=== THE TASK ===
Only lines with the string "وأخرجه" matter here; gather them from the material below.

Saved entries
* BEGIN *
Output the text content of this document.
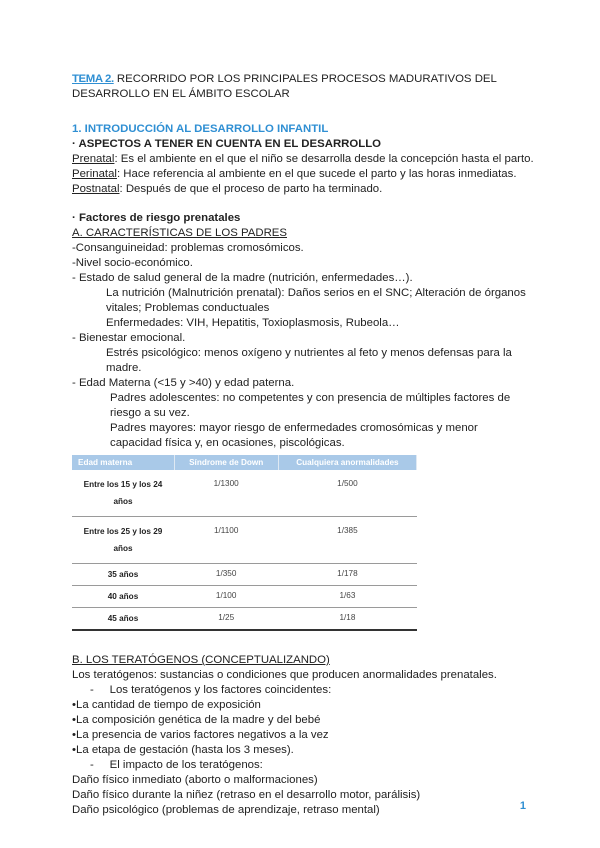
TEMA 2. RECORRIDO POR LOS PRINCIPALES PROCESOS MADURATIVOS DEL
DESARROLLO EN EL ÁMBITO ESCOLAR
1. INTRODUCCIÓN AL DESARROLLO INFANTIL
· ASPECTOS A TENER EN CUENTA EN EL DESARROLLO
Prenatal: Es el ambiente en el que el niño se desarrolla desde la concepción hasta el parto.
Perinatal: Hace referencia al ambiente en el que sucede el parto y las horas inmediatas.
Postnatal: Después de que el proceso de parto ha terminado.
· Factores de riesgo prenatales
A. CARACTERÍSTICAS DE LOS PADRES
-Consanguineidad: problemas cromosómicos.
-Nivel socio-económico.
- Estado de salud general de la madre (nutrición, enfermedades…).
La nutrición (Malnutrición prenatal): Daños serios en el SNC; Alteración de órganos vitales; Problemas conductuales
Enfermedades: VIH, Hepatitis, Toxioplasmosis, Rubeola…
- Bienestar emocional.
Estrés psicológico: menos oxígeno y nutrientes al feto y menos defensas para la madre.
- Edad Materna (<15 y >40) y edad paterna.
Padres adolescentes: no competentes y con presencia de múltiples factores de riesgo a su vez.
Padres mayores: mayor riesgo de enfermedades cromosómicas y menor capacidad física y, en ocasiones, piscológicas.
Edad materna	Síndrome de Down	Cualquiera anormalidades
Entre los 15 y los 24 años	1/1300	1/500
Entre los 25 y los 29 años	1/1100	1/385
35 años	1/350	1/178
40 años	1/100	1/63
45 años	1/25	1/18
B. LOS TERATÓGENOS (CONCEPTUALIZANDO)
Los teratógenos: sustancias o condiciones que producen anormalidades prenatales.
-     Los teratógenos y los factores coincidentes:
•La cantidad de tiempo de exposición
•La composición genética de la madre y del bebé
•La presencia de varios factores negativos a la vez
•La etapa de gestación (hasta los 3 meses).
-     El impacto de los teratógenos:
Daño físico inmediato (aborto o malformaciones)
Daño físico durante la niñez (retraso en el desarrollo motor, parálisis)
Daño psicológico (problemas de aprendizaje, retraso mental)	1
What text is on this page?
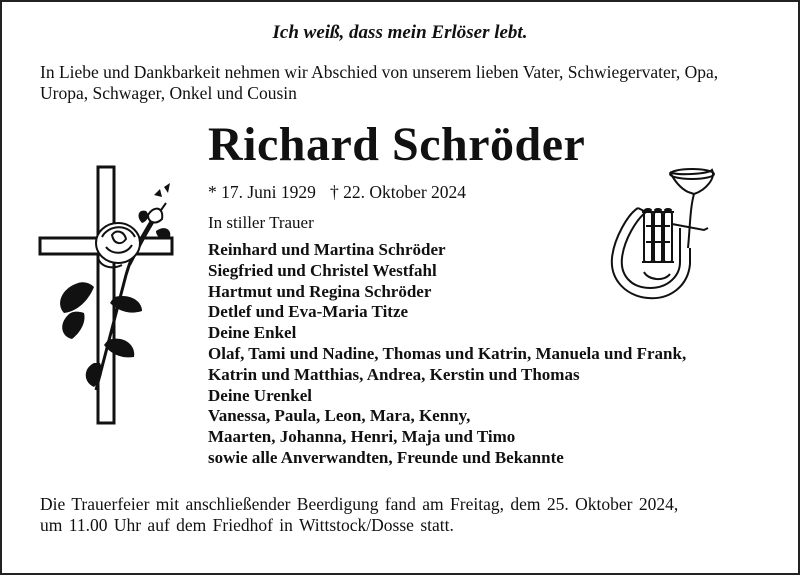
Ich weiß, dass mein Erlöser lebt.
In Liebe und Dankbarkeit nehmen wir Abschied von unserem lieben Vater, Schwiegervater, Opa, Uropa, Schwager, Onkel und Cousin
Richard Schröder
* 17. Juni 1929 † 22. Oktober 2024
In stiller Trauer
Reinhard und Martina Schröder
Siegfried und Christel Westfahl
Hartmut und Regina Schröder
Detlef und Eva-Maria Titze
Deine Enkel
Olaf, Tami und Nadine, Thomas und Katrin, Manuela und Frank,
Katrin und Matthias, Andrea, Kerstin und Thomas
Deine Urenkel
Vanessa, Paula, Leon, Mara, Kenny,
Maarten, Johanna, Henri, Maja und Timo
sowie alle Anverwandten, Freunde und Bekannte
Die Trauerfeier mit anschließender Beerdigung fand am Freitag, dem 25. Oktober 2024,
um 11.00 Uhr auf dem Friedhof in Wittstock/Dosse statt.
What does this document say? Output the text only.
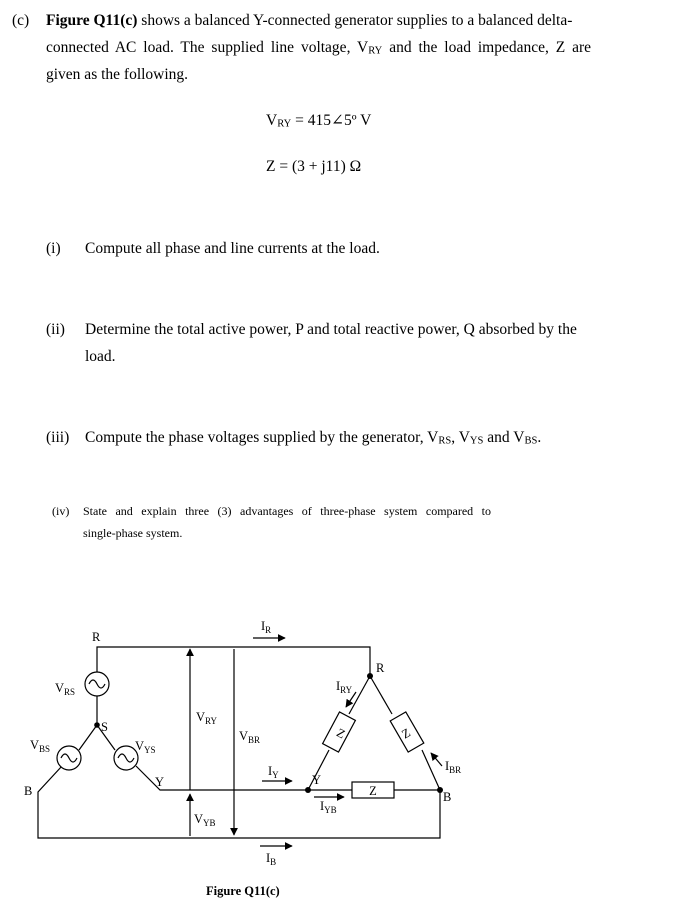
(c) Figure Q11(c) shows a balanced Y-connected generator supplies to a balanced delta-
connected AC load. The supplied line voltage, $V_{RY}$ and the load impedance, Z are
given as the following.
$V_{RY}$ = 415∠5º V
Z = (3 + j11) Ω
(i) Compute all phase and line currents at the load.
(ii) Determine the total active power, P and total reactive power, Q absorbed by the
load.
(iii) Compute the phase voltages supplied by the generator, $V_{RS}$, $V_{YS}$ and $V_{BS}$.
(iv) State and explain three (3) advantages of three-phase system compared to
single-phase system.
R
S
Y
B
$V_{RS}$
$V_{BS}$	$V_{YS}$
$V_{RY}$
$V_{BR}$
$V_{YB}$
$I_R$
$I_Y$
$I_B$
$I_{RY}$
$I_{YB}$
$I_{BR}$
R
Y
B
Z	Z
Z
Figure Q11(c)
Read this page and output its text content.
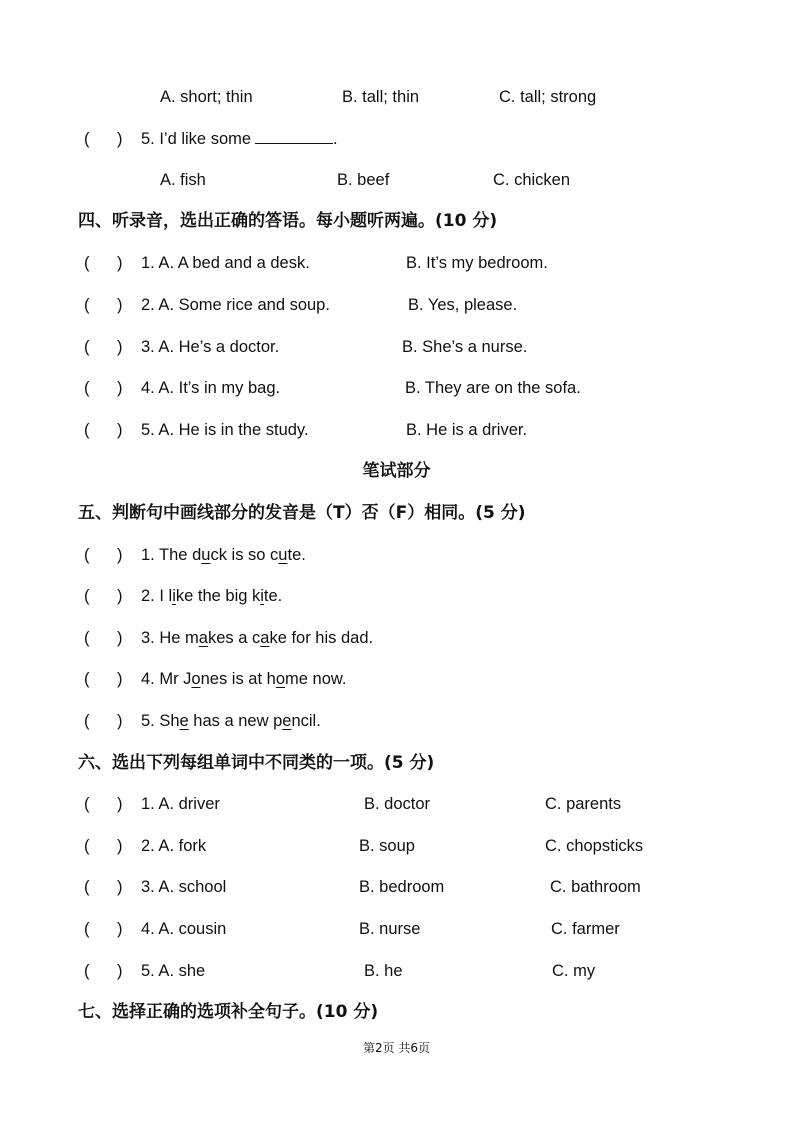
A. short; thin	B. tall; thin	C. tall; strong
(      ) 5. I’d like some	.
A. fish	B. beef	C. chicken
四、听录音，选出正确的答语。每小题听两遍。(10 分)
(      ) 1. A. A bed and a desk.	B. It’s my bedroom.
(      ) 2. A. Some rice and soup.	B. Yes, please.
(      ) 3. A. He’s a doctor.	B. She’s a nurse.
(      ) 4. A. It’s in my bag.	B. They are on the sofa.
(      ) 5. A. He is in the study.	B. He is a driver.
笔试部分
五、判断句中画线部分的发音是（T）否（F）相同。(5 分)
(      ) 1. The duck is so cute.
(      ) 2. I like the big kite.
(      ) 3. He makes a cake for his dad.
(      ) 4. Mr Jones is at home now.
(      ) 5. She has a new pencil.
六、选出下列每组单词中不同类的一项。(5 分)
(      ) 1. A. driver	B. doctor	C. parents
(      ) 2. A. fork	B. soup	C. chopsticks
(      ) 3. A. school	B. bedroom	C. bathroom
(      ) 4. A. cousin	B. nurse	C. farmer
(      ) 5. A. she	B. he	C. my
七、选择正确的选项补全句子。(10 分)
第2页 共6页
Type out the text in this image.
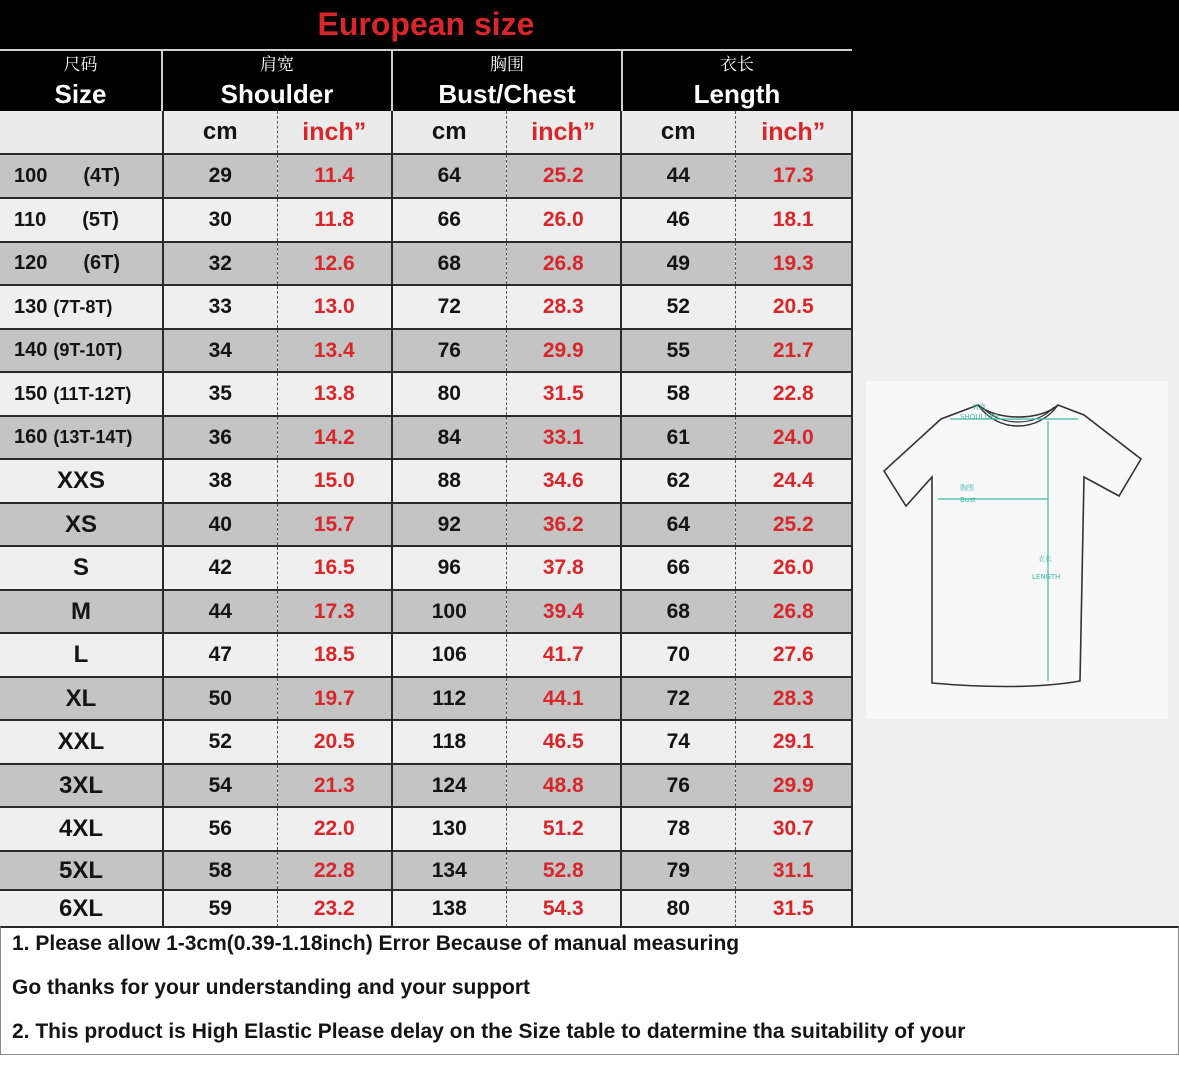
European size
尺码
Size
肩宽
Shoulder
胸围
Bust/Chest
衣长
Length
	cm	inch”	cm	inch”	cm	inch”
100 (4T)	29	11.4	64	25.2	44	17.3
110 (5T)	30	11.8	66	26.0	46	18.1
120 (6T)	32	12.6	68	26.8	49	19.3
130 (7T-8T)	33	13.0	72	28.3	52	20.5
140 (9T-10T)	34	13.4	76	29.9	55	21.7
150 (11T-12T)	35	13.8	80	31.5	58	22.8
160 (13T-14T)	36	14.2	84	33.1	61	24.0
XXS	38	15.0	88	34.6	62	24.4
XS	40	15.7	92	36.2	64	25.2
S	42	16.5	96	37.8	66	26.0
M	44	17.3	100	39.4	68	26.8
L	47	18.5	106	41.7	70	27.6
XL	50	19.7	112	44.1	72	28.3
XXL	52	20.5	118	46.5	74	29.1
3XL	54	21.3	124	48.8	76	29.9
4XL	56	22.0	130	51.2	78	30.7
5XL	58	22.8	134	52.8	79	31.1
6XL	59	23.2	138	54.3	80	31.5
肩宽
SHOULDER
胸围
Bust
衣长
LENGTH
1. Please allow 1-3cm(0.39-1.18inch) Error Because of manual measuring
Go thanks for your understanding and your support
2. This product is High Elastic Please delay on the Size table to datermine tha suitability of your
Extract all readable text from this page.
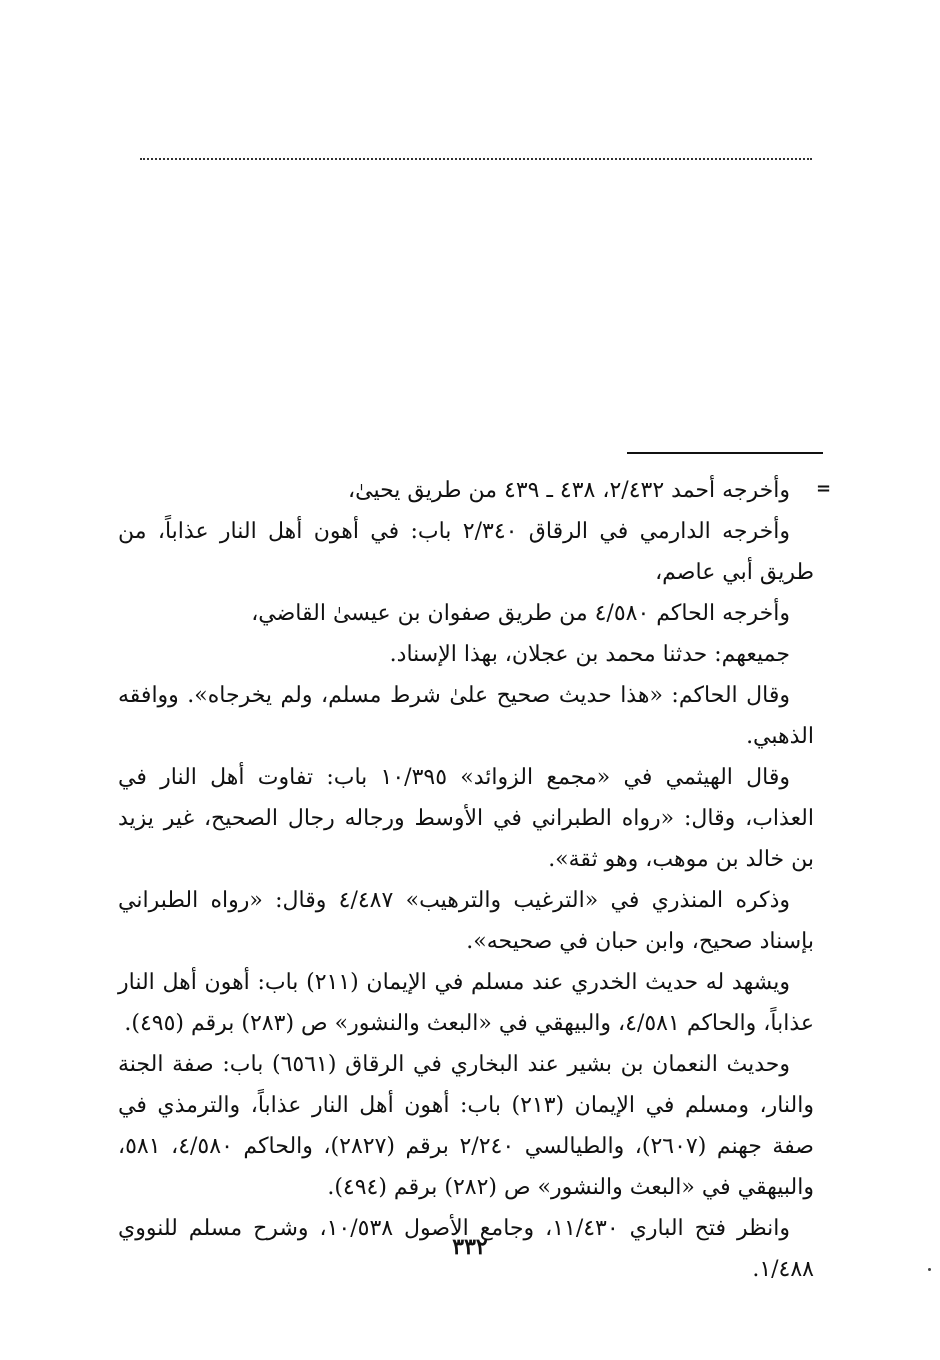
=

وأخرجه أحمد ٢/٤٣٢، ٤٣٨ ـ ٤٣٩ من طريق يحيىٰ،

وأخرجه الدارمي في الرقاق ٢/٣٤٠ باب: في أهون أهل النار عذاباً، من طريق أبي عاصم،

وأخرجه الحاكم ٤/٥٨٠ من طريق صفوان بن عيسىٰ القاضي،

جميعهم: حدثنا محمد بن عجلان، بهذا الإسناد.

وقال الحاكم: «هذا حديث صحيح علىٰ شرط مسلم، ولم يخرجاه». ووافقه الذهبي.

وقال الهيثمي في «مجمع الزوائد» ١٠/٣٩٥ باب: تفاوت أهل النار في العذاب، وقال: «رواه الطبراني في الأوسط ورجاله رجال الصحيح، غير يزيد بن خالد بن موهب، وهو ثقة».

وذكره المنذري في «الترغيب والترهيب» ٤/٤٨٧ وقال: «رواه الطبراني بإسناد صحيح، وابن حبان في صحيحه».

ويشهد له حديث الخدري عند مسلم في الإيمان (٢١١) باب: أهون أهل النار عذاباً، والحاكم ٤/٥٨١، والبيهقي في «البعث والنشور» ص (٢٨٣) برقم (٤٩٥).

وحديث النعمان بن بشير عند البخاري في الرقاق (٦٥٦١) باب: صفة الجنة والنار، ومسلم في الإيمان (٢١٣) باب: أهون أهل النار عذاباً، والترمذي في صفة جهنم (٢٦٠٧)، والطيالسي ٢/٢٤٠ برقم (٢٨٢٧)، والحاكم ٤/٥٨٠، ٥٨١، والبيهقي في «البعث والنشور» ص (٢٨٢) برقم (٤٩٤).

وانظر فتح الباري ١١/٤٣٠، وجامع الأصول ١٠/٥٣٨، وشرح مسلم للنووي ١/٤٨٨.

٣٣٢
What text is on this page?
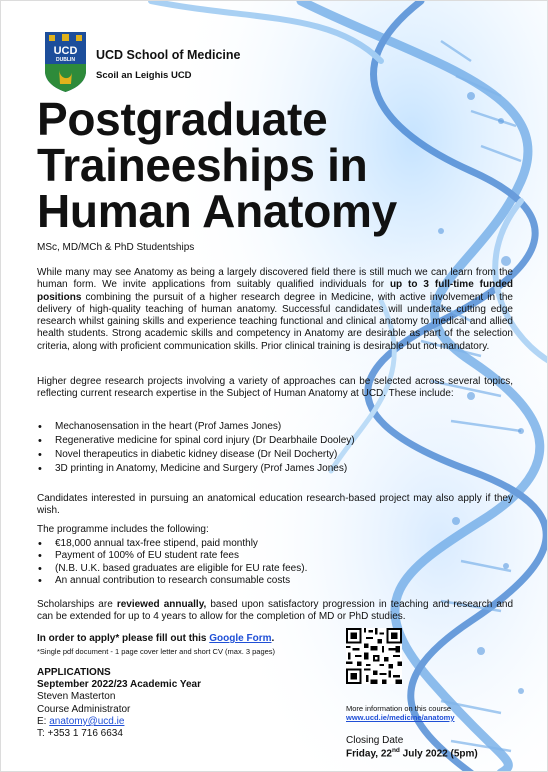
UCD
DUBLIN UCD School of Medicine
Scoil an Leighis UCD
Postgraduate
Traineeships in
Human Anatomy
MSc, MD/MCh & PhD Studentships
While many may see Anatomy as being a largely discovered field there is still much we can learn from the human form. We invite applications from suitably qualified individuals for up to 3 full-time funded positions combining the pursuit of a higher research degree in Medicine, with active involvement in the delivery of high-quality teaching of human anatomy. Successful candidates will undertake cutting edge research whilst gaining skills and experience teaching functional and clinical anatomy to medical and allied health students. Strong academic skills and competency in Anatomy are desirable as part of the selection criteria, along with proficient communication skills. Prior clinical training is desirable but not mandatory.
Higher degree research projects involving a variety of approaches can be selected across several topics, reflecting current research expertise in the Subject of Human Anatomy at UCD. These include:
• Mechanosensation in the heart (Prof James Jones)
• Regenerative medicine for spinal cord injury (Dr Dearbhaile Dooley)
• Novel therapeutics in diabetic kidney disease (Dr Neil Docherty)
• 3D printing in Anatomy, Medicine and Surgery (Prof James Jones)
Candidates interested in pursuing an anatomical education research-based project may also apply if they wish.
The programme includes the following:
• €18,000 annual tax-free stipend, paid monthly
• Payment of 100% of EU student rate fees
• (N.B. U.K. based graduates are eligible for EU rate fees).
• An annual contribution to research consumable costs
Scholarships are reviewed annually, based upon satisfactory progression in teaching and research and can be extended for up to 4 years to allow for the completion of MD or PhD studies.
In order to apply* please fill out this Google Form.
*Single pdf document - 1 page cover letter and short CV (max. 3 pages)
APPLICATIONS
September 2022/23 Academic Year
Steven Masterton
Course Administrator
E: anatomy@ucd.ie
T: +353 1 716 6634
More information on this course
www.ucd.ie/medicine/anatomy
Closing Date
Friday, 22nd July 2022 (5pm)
* END *
=== EXERCISE SOLUTION ===
وأخرجه أحمد ٢/٤٣٢، ٤٣٨ ـ ٤٣٩ من طريق يحيىٰ،
وأخرجه الدارمي في الرقاق ٢/٣٤٠ باب: في أهون أهل النار عذاباً، من طريق أبي عاصم،
وأخرجه الحاكم ٤/٥٨٠ من طريق صفوان بن عيسىٰ القاضي،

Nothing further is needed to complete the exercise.